[Begin]

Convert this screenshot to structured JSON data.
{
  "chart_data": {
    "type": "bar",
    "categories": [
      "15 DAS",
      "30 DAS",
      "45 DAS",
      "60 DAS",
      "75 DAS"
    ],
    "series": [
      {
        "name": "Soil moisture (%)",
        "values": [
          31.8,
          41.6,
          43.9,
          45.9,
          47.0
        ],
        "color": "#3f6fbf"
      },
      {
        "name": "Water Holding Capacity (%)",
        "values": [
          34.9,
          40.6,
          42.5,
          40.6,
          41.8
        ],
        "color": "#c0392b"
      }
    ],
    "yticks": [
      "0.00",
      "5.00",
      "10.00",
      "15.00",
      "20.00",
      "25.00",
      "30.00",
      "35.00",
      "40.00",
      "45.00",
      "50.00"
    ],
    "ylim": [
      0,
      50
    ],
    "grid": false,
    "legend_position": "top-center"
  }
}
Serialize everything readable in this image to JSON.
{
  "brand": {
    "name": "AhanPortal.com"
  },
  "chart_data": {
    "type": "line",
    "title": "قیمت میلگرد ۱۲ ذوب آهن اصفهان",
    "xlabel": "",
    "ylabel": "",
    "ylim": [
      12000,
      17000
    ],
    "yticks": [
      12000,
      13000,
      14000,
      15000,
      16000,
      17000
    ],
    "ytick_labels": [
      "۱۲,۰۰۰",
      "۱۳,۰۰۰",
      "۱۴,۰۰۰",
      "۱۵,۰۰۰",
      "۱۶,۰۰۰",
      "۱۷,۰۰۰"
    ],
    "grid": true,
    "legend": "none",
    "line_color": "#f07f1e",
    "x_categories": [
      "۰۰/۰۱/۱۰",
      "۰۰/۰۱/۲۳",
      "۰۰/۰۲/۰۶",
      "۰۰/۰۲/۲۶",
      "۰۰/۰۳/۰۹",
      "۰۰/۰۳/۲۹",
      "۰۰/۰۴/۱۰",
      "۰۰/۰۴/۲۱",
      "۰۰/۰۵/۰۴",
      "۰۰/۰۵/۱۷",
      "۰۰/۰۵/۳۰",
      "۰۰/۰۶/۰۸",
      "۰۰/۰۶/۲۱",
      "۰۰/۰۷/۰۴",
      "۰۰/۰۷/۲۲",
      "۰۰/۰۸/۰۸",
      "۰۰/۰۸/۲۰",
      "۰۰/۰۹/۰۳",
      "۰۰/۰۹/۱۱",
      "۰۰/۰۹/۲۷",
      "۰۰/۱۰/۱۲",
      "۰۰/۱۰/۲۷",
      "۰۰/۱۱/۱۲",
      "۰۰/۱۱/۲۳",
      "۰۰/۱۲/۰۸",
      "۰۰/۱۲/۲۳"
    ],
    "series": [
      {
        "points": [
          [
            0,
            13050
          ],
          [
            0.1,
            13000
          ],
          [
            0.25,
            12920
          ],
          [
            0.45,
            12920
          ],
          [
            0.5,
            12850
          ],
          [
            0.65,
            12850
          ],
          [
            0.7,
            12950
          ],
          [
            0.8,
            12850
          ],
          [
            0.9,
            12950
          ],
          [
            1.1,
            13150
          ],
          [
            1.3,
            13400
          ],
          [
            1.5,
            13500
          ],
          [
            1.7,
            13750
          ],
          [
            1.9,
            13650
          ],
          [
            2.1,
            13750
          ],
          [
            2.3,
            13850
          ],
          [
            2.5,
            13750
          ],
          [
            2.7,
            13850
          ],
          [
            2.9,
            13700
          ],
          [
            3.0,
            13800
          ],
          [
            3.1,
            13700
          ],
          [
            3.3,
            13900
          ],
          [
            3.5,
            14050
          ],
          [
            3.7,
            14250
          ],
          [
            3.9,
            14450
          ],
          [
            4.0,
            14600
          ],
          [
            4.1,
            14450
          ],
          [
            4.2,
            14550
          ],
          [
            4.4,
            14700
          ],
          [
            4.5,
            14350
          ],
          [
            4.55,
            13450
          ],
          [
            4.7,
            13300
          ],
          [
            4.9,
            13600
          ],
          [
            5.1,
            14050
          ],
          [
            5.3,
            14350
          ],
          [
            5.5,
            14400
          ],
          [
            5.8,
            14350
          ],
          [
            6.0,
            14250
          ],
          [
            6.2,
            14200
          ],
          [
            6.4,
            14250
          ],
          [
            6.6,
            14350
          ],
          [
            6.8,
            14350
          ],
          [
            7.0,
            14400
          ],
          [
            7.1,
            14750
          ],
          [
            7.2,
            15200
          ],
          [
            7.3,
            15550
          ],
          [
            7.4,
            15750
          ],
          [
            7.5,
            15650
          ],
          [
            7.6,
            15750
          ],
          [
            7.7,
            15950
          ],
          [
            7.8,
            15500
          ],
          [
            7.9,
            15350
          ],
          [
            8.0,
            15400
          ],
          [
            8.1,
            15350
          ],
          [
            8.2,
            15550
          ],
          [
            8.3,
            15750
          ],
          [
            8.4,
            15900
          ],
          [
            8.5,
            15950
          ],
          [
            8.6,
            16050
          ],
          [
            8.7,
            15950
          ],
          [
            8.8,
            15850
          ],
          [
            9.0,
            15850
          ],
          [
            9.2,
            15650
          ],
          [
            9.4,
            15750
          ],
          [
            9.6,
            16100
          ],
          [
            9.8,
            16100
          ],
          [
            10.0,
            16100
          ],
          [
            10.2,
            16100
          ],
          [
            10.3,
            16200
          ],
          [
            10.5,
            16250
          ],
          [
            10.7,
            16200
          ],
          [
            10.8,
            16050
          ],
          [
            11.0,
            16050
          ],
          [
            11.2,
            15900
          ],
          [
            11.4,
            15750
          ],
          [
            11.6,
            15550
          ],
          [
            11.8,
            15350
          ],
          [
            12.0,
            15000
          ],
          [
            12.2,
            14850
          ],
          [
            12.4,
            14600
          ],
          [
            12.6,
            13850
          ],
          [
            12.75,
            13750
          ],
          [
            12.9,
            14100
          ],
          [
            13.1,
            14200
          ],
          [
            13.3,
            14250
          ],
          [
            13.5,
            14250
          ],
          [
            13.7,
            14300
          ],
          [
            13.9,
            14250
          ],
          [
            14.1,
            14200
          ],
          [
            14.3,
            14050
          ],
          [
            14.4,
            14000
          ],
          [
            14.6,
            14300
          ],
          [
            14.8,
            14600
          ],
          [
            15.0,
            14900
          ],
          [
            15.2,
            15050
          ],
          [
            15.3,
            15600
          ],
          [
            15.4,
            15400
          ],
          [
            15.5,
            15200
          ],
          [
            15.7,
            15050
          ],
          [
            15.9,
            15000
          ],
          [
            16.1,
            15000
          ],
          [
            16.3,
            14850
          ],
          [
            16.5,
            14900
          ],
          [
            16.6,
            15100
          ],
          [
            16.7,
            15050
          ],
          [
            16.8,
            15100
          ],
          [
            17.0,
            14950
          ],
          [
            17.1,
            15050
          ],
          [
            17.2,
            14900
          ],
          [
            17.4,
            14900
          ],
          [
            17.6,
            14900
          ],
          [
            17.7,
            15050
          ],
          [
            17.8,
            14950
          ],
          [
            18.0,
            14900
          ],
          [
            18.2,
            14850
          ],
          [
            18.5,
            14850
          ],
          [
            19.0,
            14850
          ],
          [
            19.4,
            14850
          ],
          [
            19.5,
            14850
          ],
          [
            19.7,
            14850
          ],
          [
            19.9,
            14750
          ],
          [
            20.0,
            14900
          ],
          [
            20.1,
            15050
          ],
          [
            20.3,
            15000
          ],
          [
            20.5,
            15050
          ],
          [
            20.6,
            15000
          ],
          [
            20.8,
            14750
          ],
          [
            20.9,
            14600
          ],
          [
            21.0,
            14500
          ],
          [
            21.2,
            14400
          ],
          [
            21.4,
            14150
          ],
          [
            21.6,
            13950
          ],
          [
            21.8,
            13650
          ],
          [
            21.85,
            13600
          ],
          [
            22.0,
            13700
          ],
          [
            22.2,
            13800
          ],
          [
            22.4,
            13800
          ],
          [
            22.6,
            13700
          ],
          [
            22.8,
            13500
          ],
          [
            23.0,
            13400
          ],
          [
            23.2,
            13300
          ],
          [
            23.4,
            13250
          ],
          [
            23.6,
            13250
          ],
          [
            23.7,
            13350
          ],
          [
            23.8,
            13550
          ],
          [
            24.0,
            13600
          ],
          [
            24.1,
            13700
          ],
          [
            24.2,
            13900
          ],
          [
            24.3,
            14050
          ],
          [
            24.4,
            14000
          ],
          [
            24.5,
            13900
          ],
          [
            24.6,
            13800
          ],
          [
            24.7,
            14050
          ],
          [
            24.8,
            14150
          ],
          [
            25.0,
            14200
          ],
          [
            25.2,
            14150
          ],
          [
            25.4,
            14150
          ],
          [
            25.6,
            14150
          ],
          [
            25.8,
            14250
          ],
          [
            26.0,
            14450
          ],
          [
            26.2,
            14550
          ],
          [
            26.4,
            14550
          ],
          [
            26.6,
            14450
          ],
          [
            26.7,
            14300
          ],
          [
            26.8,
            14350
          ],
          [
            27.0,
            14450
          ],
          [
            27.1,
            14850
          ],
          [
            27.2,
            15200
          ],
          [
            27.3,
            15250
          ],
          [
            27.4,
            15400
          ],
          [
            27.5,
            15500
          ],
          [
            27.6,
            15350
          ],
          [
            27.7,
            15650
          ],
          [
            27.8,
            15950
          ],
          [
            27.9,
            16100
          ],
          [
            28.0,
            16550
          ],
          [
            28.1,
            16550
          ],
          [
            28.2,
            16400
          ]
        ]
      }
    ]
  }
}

[End]

• **WHAT THIS TASK INVOLVES**
Return all lines containing the word "JSON".

• **COMPLETED TASK**
Convert this screenshot to structured JSON data.
Serialize everything readable in this image to JSON.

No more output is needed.